◆ **Written task**:
Sift the listing for lines that hold the string "Rendering" and pull them out.

◆ **Provided entries**:
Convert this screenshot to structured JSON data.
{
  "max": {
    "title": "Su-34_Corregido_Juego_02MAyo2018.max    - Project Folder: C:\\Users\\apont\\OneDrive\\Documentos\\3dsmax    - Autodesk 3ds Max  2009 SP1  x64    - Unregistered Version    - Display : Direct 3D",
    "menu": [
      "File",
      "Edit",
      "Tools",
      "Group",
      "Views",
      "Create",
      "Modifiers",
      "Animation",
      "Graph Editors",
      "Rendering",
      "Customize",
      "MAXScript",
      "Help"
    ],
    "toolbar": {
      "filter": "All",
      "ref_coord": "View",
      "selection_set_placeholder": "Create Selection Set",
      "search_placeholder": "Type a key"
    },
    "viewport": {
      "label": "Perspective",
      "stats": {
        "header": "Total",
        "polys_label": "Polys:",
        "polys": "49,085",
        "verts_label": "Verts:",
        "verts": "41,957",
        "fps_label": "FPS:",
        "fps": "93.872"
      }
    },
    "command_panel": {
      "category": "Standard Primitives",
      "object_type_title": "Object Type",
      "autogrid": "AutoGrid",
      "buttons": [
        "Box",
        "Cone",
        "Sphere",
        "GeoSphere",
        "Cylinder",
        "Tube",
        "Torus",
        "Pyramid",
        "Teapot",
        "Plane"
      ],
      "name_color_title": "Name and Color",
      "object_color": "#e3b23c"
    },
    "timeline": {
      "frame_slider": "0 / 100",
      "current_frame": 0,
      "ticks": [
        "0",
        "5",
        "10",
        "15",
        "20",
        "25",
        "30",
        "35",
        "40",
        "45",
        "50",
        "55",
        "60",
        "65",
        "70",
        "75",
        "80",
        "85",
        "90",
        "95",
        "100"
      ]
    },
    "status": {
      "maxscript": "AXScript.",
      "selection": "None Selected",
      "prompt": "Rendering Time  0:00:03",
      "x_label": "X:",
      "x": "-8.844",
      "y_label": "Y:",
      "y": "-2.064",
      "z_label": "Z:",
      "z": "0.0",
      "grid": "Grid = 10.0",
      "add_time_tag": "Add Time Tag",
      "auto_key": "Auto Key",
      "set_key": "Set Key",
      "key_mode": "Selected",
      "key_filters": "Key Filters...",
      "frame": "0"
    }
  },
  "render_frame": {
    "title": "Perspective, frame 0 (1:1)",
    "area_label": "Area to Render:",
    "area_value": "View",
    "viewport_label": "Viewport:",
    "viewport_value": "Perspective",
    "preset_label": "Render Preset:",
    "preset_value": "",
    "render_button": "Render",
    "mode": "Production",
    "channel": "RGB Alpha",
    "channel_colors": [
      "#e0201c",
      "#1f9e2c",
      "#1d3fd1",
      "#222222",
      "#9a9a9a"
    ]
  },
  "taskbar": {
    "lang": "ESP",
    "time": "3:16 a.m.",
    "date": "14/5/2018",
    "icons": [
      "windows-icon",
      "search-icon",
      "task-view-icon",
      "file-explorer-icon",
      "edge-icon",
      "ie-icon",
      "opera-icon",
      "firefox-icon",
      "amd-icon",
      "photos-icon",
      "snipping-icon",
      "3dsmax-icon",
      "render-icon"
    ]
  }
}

◆ **Output below**:
      "Rendering",
      "prompt": "Rendering Time  0:00:03",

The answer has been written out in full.